» The task:
Format every line of the material below as a Markdown table with the columns Row and Entry: Row holds a running number, Entry holds the line. Skip blank lines and leave the pictures out of the table.

··· Given data ···

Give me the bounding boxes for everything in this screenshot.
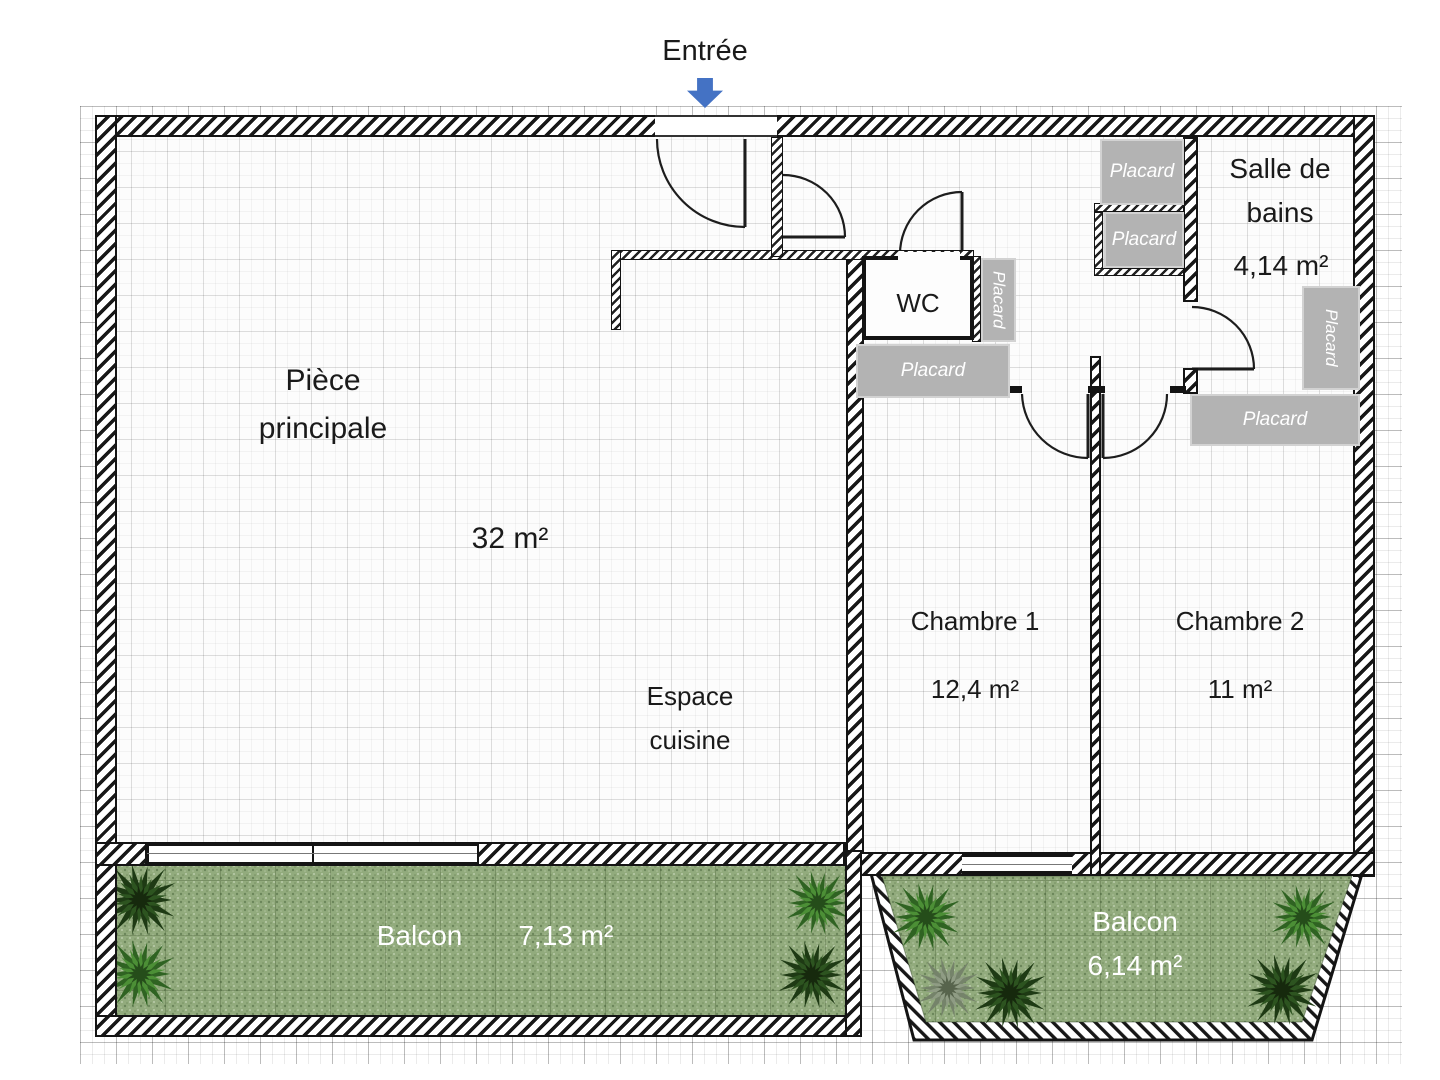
wc-door-opening (898, 252, 960, 262)
wc-label: WC (862, 284, 974, 322)
bedroom2-area: 11 m² (1175, 670, 1305, 708)
closet-bathroom-horizontal: Placard (1190, 394, 1360, 446)
entrance-label: Entrée (620, 30, 790, 72)
bathroom-name: Salle de bains (1208, 147, 1352, 235)
wall-bottom-bedrooms (845, 852, 1375, 876)
main-room-name: Pièce principale (218, 357, 428, 453)
wall-bathroom-upper (1183, 137, 1198, 302)
main-balcony-window (147, 842, 477, 866)
wall-closet-bottom (1094, 268, 1184, 276)
balcony1-area-text: 7,13 m² (518, 920, 613, 952)
wall-closet-divider-v (1094, 212, 1103, 274)
closet-label: Placard (1243, 409, 1307, 431)
wall-bottom-left-corner (95, 842, 147, 866)
closet-label: Placard (901, 360, 965, 382)
balcony2-area-text: 6,14 m² (1088, 944, 1183, 988)
balcony2-label: Balcon 6,14 m² (1040, 898, 1230, 990)
bedroom1-area: 12,4 m² (905, 670, 1045, 708)
closet-bathroom-vertical: Placard (1302, 286, 1360, 390)
bedroom2-area-text: 11 m² (1208, 674, 1273, 705)
wc-name: WC (896, 288, 939, 319)
bedroom1-area-text: 12,4 m² (931, 674, 1019, 705)
closet-wc-horizontal: Placard (856, 344, 1010, 398)
corridor-wall-seg3 (1170, 386, 1186, 393)
closet-label: Placard (1321, 309, 1341, 367)
balcony1-wall-right (845, 842, 862, 1037)
wall-main-divider (846, 250, 864, 852)
entrance-arrow-icon (687, 78, 723, 108)
balcony1-wall-bottom (95, 1015, 862, 1037)
wall-kitchen-vertical (611, 250, 621, 330)
closet-top-1: Placard (1100, 139, 1184, 205)
floor-plan: Placard Placard Placard Placard Placard … (0, 0, 1440, 1080)
closet-label: Placard (989, 271, 1009, 329)
kitchen-label: Espace cuisine (628, 672, 752, 764)
balcony1-label: Balcon 7,13 m² (330, 914, 660, 958)
corridor-wall-seg1 (1010, 386, 1022, 393)
bathroom-area-text: 4,14 m² (1234, 250, 1329, 282)
wall-bottom-main (477, 842, 845, 866)
bedroom1-label: Chambre 1 (890, 602, 1060, 640)
corridor-wall-seg2 (1088, 386, 1105, 393)
bathroom-area: 4,14 m² (1216, 246, 1346, 286)
wall-left (95, 115, 117, 1037)
closet-top-2: Placard (1104, 212, 1184, 268)
balcony2-name: Balcon (1092, 900, 1178, 944)
wall-hall-stub (771, 137, 783, 257)
main-room-area: 32 m² (430, 518, 590, 560)
entry-door-opening (655, 115, 777, 137)
entrance-text: Entrée (662, 35, 747, 68)
closet-wc-vertical: Placard (981, 258, 1016, 342)
wall-right (1353, 115, 1375, 877)
bedroom1-name: Chambre 1 (911, 606, 1040, 637)
bedroom2-name: Chambre 2 (1176, 606, 1305, 637)
main-room-area-text: 32 m² (472, 522, 549, 556)
closet-label: Placard (1110, 161, 1174, 183)
bedroom2-label: Chambre 2 (1150, 602, 1330, 640)
balcony1-name: Balcon (377, 920, 463, 952)
bedroom1-window (962, 854, 1072, 874)
bathroom-label: Salle de bains (1208, 144, 1352, 238)
closet-label: Placard (1112, 229, 1176, 251)
main-room-label: Pièce principale (218, 355, 428, 455)
wall-bedroom-divider (1090, 356, 1101, 876)
kitchen-name: Espace cuisine (628, 674, 752, 762)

···

» Worked answer:
| Row | Entry |
|---|---|
| 1 | Give me the bounding boxes for everything in this screenshot. |
| 2 | wc-door-opening (898, 252, 960, 262) |
| 3 | wc-label: WC (862, 284, 974, 322) |
| 4 | bedroom2-area: 11 m² (1175, 670, 1305, 708) |
| 5 | closet-bathroom-horizontal: Placard (1190, 394, 1360, 446) |
| 6 | entrance-label: Entrée (620, 30, 790, 72) |
| 7 | bathroom-name: Salle de bains (1208, 147, 1352, 235) |
| 8 | wall-bottom-bedrooms (845, 852, 1375, 876) |
| 9 | main-room-name: Pièce principale (218, 357, 428, 453) |
| 10 | wall-bathroom-upper (1183, 137, 1198, 302) |
| 11 | main-balcony-window (147, 842, 477, 866) |
| 12 | wall-closet-bottom (1094, 268, 1184, 276) |
| 13 | balcony1-area-text: 7,13 m² (518, 920, 613, 952) |
| 14 | wall-closet-divider-v (1094, 212, 1103, 274) |
| 15 | closet-label: Placard (1243, 409, 1307, 431) |
| 16 | wall-bottom-left-corner (95, 842, 147, 866) |
| 17 | closet-label: Placard (901, 360, 965, 382) |
| 18 | balcony2-area-text: 6,14 m² (1088, 944, 1183, 988) |
| 19 | balcony2-label: Balcon 6,14 m² (1040, 898, 1230, 990) |
| 20 | bedroom1-area: 12,4 m² (905, 670, 1045, 708) |
| 21 | closet-bathroom-vertical: Placard (1302, 286, 1360, 390) |
| 22 | bedroom2-area-text: 11 m² (1208, 674, 1273, 705) |
| 23 | wc-name: WC (896, 288, 939, 319) |
| 24 | bedroom1-area-text: 12,4 m² (931, 674, 1019, 705) |
| 25 | closet-wc-horizontal: Placard (856, 344, 1010, 398) |
| 26 | corridor-wall-seg3 (1170, 386, 1186, 393) |
| 27 | closet-label: Placard (1321, 309, 1341, 367) |
| 28 | balcony1-wall-right (845, 842, 862, 1037) |
| 29 | wall-main-divider (846, 250, 864, 852) |
| 30 | entrance-arrow-icon (687, 78, 723, 108) |
| 31 | balcony1-wall-bottom (95, 1015, 862, 1037) |
| 32 | wall-kitchen-vertical (611, 250, 621, 330) |
| 33 | closet-top-1: Placard (1100, 139, 1184, 205) |
| 34 | floor-plan: Placard Placard Placard Placard Placard … (0, 0, 1440, 1080) |
| 35 | closet-label: Placard (989, 271, 1009, 329) |
| 36 | kitchen-label: Espace cuisine (628, 672, 752, 764) |
| 37 | balcony1-label: Balcon 7,13 m² (330, 914, 660, 958) |
| 38 | corridor-wall-seg1 (1010, 386, 1022, 393) |
| 39 | bathroom-area-text: 4,14 m² (1234, 250, 1329, 282) |
| 40 | wall-bottom-main (477, 842, 845, 866) |
| 41 | bedroom1-label: Chambre 1 (890, 602, 1060, 640) |
| 42 | corridor-wall-seg2 (1088, 386, 1105, 393) |
| 43 | bathroom-area: 4,14 m² (1216, 246, 1346, 286) |
| 44 | wall-left (95, 115, 117, 1037) |
| 45 | closet-top-2: Placard (1104, 212, 1184, 268) |
| 46 | balcony2-name: Balcon (1092, 900, 1178, 944) |
| 47 | wall-hall-stub (771, 137, 783, 257) |
| 48 | main-room-area: 32 m² (430, 518, 590, 560) |
| 49 | entry-door-opening (655, 115, 777, 137) |
| 50 | entrance-text: Entrée (662, 35, 747, 68) |
| 51 | closet-wc-vertical: Placard (981, 258, 1016, 342) |
| 52 | wall-right (1353, 115, 1375, 877) |
| 53 | bedroom1-name: Chambre 1 (911, 606, 1040, 637) |
| 54 | bedroom2-name: Chambre 2 (1176, 606, 1305, 637) |
| 55 | main-room-area-text: 32 m² (472, 522, 549, 556) |
| 56 | closet-label: Placard (1110, 161, 1174, 183) |
| 57 | bedroom2-label: Chambre 2 (1150, 602, 1330, 640) |
| 58 | balcony1-name: Balcon (377, 920, 463, 952) |
| 59 | bedroom1-window (962, 854, 1072, 874) |
| 60 | bathroom-label: Salle de bains (1208, 144, 1352, 238) |
| 61 | closet-label: Placard (1112, 229, 1176, 251) |
| 62 | main-room-label: Pièce principale (218, 355, 428, 455) |
| 63 | wall-bedroom-divider (1090, 356, 1101, 876) |
| 64 | kitchen-name: Espace cuisine (628, 674, 752, 762) |